> _GOAL_
Count every line in the entries that follow where the word "align" appears, then state only the total.

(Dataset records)
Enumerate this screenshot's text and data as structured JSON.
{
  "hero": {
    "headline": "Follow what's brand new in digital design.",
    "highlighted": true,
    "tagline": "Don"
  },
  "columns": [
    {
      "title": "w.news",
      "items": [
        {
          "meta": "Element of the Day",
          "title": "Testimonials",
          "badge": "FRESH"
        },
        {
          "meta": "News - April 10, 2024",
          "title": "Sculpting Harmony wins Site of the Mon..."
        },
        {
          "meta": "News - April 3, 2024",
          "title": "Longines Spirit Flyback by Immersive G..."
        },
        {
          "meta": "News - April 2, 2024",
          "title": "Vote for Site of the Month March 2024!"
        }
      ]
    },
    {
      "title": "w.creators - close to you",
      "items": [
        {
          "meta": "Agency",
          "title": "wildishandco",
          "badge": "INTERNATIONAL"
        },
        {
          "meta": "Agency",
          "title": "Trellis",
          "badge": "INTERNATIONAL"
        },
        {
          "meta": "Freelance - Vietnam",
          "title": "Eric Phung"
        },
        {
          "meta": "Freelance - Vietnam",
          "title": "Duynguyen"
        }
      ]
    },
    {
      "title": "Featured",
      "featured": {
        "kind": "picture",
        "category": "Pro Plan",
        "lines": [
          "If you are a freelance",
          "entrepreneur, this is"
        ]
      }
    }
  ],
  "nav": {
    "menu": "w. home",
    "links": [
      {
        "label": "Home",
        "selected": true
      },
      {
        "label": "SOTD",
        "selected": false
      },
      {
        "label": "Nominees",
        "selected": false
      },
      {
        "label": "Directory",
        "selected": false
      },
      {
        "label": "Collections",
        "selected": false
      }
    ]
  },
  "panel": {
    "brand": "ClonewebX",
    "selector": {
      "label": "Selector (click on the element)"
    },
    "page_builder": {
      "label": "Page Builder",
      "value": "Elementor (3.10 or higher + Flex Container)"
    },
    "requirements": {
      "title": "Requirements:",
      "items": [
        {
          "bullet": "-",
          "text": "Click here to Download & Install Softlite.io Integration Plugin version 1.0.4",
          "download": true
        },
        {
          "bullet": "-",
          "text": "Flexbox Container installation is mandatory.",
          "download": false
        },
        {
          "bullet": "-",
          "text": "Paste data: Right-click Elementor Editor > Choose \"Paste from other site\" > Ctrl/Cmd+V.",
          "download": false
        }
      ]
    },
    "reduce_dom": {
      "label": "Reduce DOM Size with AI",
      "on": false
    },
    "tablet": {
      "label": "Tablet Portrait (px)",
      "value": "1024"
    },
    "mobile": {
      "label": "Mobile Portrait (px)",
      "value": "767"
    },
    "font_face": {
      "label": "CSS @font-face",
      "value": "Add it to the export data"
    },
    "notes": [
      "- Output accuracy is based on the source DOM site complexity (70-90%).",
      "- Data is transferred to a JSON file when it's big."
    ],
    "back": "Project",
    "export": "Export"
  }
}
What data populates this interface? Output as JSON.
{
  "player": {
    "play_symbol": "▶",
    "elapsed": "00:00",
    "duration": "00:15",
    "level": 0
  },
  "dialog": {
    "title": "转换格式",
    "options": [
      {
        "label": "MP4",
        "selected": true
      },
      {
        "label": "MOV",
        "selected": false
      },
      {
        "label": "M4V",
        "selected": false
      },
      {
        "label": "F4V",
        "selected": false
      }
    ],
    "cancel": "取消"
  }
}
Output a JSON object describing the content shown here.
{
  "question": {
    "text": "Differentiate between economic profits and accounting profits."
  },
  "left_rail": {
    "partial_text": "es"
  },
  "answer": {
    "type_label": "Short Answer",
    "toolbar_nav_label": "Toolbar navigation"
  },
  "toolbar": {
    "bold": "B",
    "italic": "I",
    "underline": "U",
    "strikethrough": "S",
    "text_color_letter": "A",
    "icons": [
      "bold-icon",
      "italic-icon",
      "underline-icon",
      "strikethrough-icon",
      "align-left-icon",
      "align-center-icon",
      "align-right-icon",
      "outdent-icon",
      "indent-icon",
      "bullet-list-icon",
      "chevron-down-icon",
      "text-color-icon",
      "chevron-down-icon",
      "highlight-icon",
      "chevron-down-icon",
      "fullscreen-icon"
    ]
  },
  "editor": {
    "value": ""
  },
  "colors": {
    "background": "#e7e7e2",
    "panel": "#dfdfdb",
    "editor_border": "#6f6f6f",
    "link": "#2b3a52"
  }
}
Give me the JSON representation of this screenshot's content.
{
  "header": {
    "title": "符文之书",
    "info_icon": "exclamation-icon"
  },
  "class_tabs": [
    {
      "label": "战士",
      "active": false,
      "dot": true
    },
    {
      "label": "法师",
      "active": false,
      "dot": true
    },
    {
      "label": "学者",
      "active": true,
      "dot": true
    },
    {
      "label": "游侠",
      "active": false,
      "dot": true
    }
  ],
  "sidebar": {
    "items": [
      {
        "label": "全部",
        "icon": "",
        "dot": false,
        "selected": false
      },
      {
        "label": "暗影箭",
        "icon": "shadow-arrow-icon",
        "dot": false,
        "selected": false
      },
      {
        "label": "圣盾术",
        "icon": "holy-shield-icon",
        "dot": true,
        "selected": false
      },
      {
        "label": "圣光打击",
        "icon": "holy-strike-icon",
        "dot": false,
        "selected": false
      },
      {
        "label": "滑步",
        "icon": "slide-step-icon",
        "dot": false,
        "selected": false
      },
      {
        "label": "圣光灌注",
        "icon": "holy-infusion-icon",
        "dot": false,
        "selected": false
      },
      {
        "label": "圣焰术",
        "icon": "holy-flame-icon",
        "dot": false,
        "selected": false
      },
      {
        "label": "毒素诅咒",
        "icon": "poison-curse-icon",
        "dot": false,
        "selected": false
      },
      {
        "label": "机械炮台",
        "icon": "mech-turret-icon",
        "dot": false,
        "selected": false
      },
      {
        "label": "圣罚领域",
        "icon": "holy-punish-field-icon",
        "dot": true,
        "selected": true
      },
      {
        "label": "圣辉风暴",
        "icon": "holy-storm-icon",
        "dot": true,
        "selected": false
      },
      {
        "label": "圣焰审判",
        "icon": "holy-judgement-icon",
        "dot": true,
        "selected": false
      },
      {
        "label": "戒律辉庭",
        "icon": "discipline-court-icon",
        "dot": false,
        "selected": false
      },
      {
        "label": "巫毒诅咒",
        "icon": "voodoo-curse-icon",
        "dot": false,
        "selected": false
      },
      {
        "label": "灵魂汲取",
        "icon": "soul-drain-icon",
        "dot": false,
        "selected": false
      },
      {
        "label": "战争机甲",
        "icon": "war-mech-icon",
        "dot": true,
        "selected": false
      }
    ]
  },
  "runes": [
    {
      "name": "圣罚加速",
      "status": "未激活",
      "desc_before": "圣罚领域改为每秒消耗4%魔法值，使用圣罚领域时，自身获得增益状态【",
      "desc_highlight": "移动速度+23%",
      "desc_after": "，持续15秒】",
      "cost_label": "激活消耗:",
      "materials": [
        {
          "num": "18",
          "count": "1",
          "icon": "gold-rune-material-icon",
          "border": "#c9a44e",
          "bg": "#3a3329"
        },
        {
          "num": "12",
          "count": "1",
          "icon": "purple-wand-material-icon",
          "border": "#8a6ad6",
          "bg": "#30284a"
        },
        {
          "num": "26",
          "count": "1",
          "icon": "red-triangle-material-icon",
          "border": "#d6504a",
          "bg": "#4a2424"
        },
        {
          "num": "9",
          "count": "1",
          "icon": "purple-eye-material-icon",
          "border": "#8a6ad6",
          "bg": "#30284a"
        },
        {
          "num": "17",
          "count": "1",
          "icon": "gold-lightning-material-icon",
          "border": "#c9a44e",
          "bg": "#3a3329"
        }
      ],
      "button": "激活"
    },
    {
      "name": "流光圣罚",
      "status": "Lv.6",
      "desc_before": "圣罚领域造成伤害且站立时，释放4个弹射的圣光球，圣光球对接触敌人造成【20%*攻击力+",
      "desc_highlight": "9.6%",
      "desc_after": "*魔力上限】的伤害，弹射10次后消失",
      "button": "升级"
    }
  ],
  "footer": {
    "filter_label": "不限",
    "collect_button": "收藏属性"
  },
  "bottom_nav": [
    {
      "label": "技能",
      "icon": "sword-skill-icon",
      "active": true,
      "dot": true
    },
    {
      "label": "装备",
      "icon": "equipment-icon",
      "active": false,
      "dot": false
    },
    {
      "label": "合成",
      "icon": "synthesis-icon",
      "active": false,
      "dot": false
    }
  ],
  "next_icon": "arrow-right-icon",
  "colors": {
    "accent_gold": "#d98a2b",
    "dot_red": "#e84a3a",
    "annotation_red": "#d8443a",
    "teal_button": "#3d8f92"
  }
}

> _THE RESULT_
3